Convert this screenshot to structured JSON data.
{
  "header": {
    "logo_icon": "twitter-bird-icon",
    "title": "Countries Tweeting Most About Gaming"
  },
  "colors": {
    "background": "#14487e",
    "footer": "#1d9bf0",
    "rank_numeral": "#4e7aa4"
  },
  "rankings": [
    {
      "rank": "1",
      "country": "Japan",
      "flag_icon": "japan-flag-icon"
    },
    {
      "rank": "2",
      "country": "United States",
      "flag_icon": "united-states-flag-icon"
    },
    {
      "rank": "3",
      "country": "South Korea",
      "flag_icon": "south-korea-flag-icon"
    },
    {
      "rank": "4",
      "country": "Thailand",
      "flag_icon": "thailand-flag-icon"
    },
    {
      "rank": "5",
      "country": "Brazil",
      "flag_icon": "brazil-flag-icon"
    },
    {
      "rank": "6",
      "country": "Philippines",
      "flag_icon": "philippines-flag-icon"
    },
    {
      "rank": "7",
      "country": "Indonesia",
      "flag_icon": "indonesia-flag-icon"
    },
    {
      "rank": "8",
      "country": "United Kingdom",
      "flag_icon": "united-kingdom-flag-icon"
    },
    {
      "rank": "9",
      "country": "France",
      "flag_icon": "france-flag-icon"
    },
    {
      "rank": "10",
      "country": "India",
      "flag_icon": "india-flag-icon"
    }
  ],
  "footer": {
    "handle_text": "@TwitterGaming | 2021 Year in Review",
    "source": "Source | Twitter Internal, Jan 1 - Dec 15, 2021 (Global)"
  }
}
* * * * *
Work to complete ▸ Please reproduce all of the entries exactly as they stand.

Response for this exercise ▸
Convert this screenshot to structured JSON data.
{
  "header": {
    "logo_icon": "twitter-bird-icon",
    "title": "Countries Tweeting Most About Gaming"
  },
  "colors": {
    "background": "#14487e",
    "footer": "#1d9bf0",
    "rank_numeral": "#4e7aa4"
  },
  "rankings": [
    {
      "rank": "1",
      "country": "Japan",
      "flag_icon": "japan-flag-icon"
    },
    {
      "rank": "2",
      "country": "United States",
      "flag_icon": "united-states-flag-icon"
    },
    {
      "rank": "3",
      "country": "South Korea",
      "flag_icon": "south-korea-flag-icon"
    },
    {
      "rank": "4",
      "country": "Thailand",
      "flag_icon": "thailand-flag-icon"
    },
    {
      "rank": "5",
      "country": "Brazil",
      "flag_icon": "brazil-flag-icon"
    },
    {
      "rank": "6",
      "country": "Philippines",
      "flag_icon": "philippines-flag-icon"
    },
    {
      "rank": "7",
      "country": "Indonesia",
      "flag_icon": "indonesia-flag-icon"
    },
    {
      "rank": "8",
      "country": "United Kingdom",
      "flag_icon": "united-kingdom-flag-icon"
    },
    {
      "rank": "9",
      "country": "France",
      "flag_icon": "france-flag-icon"
    },
    {
      "rank": "10",
      "country": "India",
      "flag_icon": "india-flag-icon"
    }
  ],
  "footer": {
    "handle_text": "@TwitterGaming | 2021 Year in Review",
    "source": "Source | Twitter Internal, Jan 1 - Dec 15, 2021 (Global)"
  }
}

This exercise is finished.